**WHAT YOU SHOULD DO**
Give back the full material, exactly as it reads.

**EXERCISE MATERIALS**
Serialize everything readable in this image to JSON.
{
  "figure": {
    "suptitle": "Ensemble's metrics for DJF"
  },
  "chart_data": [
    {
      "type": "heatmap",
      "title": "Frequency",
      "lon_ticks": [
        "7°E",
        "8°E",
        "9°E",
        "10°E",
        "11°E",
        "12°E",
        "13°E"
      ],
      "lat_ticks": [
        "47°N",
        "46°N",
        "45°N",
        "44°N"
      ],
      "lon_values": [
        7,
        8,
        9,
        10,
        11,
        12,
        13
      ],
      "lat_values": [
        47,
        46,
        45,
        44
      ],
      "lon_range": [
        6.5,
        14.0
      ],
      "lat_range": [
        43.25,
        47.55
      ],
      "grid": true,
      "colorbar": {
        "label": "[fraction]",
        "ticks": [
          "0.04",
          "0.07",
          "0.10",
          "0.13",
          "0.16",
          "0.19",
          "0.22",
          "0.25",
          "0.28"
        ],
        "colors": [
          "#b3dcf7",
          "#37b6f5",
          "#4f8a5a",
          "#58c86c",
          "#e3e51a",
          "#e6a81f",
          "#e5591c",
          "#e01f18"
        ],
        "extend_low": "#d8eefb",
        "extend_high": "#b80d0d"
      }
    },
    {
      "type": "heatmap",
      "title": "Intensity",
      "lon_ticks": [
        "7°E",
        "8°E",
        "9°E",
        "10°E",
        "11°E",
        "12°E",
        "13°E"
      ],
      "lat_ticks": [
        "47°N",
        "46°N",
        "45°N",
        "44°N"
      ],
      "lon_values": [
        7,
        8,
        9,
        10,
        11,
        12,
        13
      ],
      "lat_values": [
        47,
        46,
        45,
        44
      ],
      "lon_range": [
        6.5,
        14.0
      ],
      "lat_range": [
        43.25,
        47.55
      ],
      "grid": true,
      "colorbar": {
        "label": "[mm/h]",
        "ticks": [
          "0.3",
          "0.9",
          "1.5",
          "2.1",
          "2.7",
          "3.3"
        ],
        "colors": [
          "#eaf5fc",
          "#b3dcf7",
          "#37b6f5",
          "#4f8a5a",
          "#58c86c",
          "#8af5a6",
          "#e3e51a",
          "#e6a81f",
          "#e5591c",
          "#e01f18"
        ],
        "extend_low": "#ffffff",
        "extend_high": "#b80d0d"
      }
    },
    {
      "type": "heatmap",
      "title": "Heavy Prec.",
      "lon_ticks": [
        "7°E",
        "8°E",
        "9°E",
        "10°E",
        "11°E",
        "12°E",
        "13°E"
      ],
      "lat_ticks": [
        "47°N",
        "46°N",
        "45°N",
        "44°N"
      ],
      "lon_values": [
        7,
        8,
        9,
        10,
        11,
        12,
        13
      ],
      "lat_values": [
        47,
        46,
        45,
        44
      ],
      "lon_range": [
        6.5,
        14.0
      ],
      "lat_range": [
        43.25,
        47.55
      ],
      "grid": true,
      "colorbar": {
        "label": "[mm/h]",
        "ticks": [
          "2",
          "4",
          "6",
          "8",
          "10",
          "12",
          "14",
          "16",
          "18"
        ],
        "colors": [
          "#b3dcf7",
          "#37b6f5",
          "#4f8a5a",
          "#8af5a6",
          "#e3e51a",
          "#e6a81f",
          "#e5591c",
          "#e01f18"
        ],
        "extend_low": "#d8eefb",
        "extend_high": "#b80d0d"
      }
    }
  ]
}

**FULL ANSWER**
Serialize everything readable in this image to JSON.
{
  "figure": {
    "suptitle": "Ensemble's metrics for DJF"
  },
  "chart_data": [
    {
      "type": "heatmap",
      "title": "Frequency",
      "lon_ticks": [
        "7°E",
        "8°E",
        "9°E",
        "10°E",
        "11°E",
        "12°E",
        "13°E"
      ],
      "lat_ticks": [
        "47°N",
        "46°N",
        "45°N",
        "44°N"
      ],
      "lon_values": [
        7,
        8,
        9,
        10,
        11,
        12,
        13
      ],
      "lat_values": [
        47,
        46,
        45,
        44
      ],
      "lon_range": [
        6.5,
        14.0
      ],
      "lat_range": [
        43.25,
        47.55
      ],
      "grid": true,
      "colorbar": {
        "label": "[fraction]",
        "ticks": [
          "0.04",
          "0.07",
          "0.10",
          "0.13",
          "0.16",
          "0.19",
          "0.22",
          "0.25",
          "0.28"
        ],
        "colors": [
          "#b3dcf7",
          "#37b6f5",
          "#4f8a5a",
          "#58c86c",
          "#e3e51a",
          "#e6a81f",
          "#e5591c",
          "#e01f18"
        ],
        "extend_low": "#d8eefb",
        "extend_high": "#b80d0d"
      }
    },
    {
      "type": "heatmap",
      "title": "Intensity",
      "lon_ticks": [
        "7°E",
        "8°E",
        "9°E",
        "10°E",
        "11°E",
        "12°E",
        "13°E"
      ],
      "lat_ticks": [
        "47°N",
        "46°N",
        "45°N",
        "44°N"
      ],
      "lon_values": [
        7,
        8,
        9,
        10,
        11,
        12,
        13
      ],
      "lat_values": [
        47,
        46,
        45,
        44
      ],
      "lon_range": [
        6.5,
        14.0
      ],
      "lat_range": [
        43.25,
        47.55
      ],
      "grid": true,
      "colorbar": {
        "label": "[mm/h]",
        "ticks": [
          "0.3",
          "0.9",
          "1.5",
          "2.1",
          "2.7",
          "3.3"
        ],
        "colors": [
          "#eaf5fc",
          "#b3dcf7",
          "#37b6f5",
          "#4f8a5a",
          "#58c86c",
          "#8af5a6",
          "#e3e51a",
          "#e6a81f",
          "#e5591c",
          "#e01f18"
        ],
        "extend_low": "#ffffff",
        "extend_high": "#b80d0d"
      }
    },
    {
      "type": "heatmap",
      "title": "Heavy Prec.",
      "lon_ticks": [
        "7°E",
        "8°E",
        "9°E",
        "10°E",
        "11°E",
        "12°E",
        "13°E"
      ],
      "lat_ticks": [
        "47°N",
        "46°N",
        "45°N",
        "44°N"
      ],
      "lon_values": [
        7,
        8,
        9,
        10,
        11,
        12,
        13
      ],
      "lat_values": [
        47,
        46,
        45,
        44
      ],
      "lon_range": [
        6.5,
        14.0
      ],
      "lat_range": [
        43.25,
        47.55
      ],
      "grid": true,
      "colorbar": {
        "label": "[mm/h]",
        "ticks": [
          "2",
          "4",
          "6",
          "8",
          "10",
          "12",
          "14",
          "16",
          "18"
        ],
        "colors": [
          "#b3dcf7",
          "#37b6f5",
          "#4f8a5a",
          "#8af5a6",
          "#e3e51a",
          "#e6a81f",
          "#e5591c",
          "#e01f18"
        ],
        "extend_low": "#d8eefb",
        "extend_high": "#b80d0d"
      }
    }
  ]
}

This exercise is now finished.